— BEGIN Record extracts —

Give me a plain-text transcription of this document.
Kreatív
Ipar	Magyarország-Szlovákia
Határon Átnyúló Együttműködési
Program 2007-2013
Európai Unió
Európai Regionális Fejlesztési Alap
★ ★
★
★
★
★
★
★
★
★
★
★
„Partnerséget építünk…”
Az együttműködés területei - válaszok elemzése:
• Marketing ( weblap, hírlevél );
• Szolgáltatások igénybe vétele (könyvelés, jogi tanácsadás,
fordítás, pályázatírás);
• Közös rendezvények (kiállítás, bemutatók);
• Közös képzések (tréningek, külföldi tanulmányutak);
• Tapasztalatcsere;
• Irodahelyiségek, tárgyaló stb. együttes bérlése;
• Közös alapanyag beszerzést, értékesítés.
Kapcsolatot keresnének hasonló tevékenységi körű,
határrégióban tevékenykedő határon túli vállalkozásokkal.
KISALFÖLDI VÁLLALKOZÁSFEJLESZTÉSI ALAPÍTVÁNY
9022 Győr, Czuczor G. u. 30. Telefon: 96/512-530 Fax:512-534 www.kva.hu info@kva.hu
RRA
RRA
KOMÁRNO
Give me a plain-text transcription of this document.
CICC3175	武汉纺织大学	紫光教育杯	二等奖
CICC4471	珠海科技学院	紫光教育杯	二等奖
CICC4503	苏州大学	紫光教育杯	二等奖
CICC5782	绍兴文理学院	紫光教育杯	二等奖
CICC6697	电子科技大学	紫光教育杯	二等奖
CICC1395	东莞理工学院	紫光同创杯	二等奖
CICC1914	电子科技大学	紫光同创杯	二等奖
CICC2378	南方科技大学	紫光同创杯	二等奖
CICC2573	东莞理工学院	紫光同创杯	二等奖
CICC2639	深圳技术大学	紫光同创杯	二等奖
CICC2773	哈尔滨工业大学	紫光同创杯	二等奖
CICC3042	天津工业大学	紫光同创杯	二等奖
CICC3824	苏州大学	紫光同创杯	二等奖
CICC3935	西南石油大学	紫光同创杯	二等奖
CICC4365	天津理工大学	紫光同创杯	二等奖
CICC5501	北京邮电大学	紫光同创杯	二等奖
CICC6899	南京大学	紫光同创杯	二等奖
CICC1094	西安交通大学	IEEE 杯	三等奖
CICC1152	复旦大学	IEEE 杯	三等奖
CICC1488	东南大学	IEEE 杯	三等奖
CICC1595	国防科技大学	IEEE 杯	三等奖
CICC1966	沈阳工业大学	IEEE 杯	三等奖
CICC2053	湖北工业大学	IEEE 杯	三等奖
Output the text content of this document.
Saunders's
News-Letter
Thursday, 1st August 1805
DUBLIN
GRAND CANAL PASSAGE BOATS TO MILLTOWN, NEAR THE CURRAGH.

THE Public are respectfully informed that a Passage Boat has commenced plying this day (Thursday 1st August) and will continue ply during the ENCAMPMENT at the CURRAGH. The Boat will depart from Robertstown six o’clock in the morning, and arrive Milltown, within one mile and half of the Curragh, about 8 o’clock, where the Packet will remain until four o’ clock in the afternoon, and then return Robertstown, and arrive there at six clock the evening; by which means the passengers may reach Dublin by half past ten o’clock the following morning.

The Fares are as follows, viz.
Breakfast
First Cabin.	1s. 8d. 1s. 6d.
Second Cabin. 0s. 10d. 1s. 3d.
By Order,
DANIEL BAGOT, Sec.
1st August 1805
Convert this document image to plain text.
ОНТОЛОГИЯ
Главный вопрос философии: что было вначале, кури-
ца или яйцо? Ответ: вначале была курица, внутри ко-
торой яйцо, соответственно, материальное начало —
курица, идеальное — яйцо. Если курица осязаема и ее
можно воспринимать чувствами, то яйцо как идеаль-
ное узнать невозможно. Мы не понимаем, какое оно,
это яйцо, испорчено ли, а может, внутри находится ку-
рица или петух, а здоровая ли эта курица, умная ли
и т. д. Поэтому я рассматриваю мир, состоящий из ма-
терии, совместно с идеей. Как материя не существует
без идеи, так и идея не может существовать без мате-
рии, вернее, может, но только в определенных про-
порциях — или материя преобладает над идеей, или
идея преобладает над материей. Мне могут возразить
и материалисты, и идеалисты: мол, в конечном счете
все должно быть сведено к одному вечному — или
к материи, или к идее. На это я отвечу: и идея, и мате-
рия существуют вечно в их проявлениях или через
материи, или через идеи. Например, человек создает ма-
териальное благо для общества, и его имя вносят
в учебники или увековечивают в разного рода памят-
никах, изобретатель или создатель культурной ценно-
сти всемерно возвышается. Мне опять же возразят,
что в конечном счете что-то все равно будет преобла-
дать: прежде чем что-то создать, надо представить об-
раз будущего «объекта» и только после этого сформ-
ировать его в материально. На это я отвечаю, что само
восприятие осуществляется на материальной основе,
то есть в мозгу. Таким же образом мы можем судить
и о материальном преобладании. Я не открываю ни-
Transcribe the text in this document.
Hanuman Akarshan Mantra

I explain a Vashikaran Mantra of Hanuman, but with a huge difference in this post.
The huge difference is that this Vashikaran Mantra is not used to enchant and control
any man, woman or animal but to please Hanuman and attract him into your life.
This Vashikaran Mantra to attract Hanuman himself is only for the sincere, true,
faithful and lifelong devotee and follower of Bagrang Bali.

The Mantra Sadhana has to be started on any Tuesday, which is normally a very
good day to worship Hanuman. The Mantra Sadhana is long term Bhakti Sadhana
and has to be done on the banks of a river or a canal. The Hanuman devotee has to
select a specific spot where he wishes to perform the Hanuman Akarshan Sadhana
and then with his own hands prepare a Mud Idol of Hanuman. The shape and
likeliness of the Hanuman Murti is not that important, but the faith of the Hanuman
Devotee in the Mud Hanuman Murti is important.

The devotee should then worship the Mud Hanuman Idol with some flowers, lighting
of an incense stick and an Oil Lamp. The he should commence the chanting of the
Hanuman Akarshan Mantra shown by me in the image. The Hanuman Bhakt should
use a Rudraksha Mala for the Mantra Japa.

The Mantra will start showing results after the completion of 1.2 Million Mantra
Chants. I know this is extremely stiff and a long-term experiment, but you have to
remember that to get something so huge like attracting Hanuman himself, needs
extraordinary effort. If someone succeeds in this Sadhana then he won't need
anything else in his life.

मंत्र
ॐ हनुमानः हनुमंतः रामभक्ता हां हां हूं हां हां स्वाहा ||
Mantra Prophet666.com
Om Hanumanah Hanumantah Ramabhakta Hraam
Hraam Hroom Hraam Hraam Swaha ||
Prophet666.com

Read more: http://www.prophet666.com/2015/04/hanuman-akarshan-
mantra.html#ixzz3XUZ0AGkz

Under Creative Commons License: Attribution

— END Record extracts —

* Given instruction
Transcribe all of the lines in the records precisely.

* Full answer
Give me a plain-text transcription of this document.
Kreatív
Ipar	Magyarország-Szlovákia
Határon Átnyúló Együttműködési
Program 2007-2013
Európai Unió
Európai Regionális Fejlesztési Alap
★ ★
★
★
★
★
★
★
★
★
★
★
„Partnerséget építünk…”
Az együttműködés területei - válaszok elemzése:
• Marketing ( weblap, hírlevél );
• Szolgáltatások igénybe vétele (könyvelés, jogi tanácsadás,
fordítás, pályázatírás);
• Közös rendezvények (kiállítás, bemutatók);
• Közös képzések (tréningek, külföldi tanulmányutak);
• Tapasztalatcsere;
• Irodahelyiségek, tárgyaló stb. együttes bérlése;
• Közös alapanyag beszerzést, értékesítés.
Kapcsolatot keresnének hasonló tevékenységi körű,
határrégióban tevékenykedő határon túli vállalkozásokkal.
KISALFÖLDI VÁLLALKOZÁSFEJLESZTÉSI ALAPÍTVÁNY
9022 Győr, Czuczor G. u. 30. Telefon: 96/512-530 Fax:512-534 www.kva.hu info@kva.hu
RRA
RRA
KOMÁRNO
Give me a plain-text transcription of this document.
CICC3175	武汉纺织大学	紫光教育杯	二等奖
CICC4471	珠海科技学院	紫光教育杯	二等奖
CICC4503	苏州大学	紫光教育杯	二等奖
CICC5782	绍兴文理学院	紫光教育杯	二等奖
CICC6697	电子科技大学	紫光教育杯	二等奖
CICC1395	东莞理工学院	紫光同创杯	二等奖
CICC1914	电子科技大学	紫光同创杯	二等奖
CICC2378	南方科技大学	紫光同创杯	二等奖
CICC2573	东莞理工学院	紫光同创杯	二等奖
CICC2639	深圳技术大学	紫光同创杯	二等奖
CICC2773	哈尔滨工业大学	紫光同创杯	二等奖
CICC3042	天津工业大学	紫光同创杯	二等奖
CICC3824	苏州大学	紫光同创杯	二等奖
CICC3935	西南石油大学	紫光同创杯	二等奖
CICC4365	天津理工大学	紫光同创杯	二等奖
CICC5501	北京邮电大学	紫光同创杯	二等奖
CICC6899	南京大学	紫光同创杯	二等奖
CICC1094	西安交通大学	IEEE 杯	三等奖
CICC1152	复旦大学	IEEE 杯	三等奖
CICC1488	东南大学	IEEE 杯	三等奖
CICC1595	国防科技大学	IEEE 杯	三等奖
CICC1966	沈阳工业大学	IEEE 杯	三等奖
CICC2053	湖北工业大学	IEEE 杯	三等奖
Output the text content of this document.
Saunders's
News-Letter
Thursday, 1st August 1805
DUBLIN
GRAND CANAL PASSAGE BOATS TO MILLTOWN, NEAR THE CURRAGH.

THE Public are respectfully informed that a Passage Boat has commenced plying this day (Thursday 1st August) and will continue ply during the ENCAMPMENT at the CURRAGH. The Boat will depart from Robertstown six o’clock in the morning, and arrive Milltown, within one mile and half of the Curragh, about 8 o’clock, where the Packet will remain until four o’ clock in the afternoon, and then return Robertstown, and arrive there at six clock the evening; by which means the passengers may reach Dublin by half past ten o’clock the following morning.

The Fares are as follows, viz.
Breakfast
First Cabin.	1s. 8d. 1s. 6d.
Second Cabin. 0s. 10d. 1s. 3d.
By Order,
DANIEL BAGOT, Sec.
1st August 1805
Convert this document image to plain text.
ОНТОЛОГИЯ
Главный вопрос философии: что было вначале, кури-
ца или яйцо? Ответ: вначале была курица, внутри ко-
торой яйцо, соответственно, материальное начало —
курица, идеальное — яйцо. Если курица осязаема и ее
можно воспринимать чувствами, то яйцо как идеаль-
ное узнать невозможно. Мы не понимаем, какое оно,
это яйцо, испорчено ли, а может, внутри находится ку-
рица или петух, а здоровая ли эта курица, умная ли
и т. д. Поэтому я рассматриваю мир, состоящий из ма-
терии, совместно с идеей. Как материя не существует
без идеи, так и идея не может существовать без мате-
рии, вернее, может, но только в определенных про-
порциях — или материя преобладает над идеей, или
идея преобладает над материей. Мне могут возразить
и материалисты, и идеалисты: мол, в конечном счете
все должно быть сведено к одному вечному — или
к материи, или к идее. На это я отвечу: и идея, и мате-
рия существуют вечно в их проявлениях или через
материи, или через идеи. Например, человек создает ма-
териальное благо для общества, и его имя вносят
в учебники или увековечивают в разного рода памят-
никах, изобретатель или создатель культурной ценно-
сти всемерно возвышается. Мне опять же возразят,
что в конечном счете что-то все равно будет преобла-
дать: прежде чем что-то создать, надо представить об-
раз будущего «объекта» и только после этого сформ-
ировать его в материально. На это я отвечаю, что само
восприятие осуществляется на материальной основе,
то есть в мозгу. Таким же образом мы можем судить
и о материальном преобладании. Я не открываю ни-
Transcribe the text in this document.
Hanuman Akarshan Mantra

I explain a Vashikaran Mantra of Hanuman, but with a huge difference in this post.
The huge difference is that this Vashikaran Mantra is not used to enchant and control
any man, woman or animal but to please Hanuman and attract him into your life.
This Vashikaran Mantra to attract Hanuman himself is only for the sincere, true,
faithful and lifelong devotee and follower of Bagrang Bali.

The Mantra Sadhana has to be started on any Tuesday, which is normally a very
good day to worship Hanuman. The Mantra Sadhana is long term Bhakti Sadhana
and has to be done on the banks of a river or a canal. The Hanuman devotee has to
select a specific spot where he wishes to perform the Hanuman Akarshan Sadhana
and then with his own hands prepare a Mud Idol of Hanuman. The shape and
likeliness of the Hanuman Murti is not that important, but the faith of the Hanuman
Devotee in the Mud Hanuman Murti is important.

The devotee should then worship the Mud Hanuman Idol with some flowers, lighting
of an incense stick and an Oil Lamp. The he should commence the chanting of the
Hanuman Akarshan Mantra shown by me in the image. The Hanuman Bhakt should
use a Rudraksha Mala for the Mantra Japa.

The Mantra will start showing results after the completion of 1.2 Million Mantra
Chants. I know this is extremely stiff and a long-term experiment, but you have to
remember that to get something so huge like attracting Hanuman himself, needs
extraordinary effort. If someone succeeds in this Sadhana then he won't need
anything else in his life.

मंत्र
ॐ हनुमानः हनुमंतः रामभक्ता हां हां हूं हां हां स्वाहा ||
Mantra Prophet666.com
Om Hanumanah Hanumantah Ramabhakta Hraam
Hraam Hroom Hraam Hraam Swaha ||
Prophet666.com

Read more: http://www.prophet666.com/2015/04/hanuman-akarshan-
mantra.html#ixzz3XUZ0AGkz

Under Creative Commons License: Attribution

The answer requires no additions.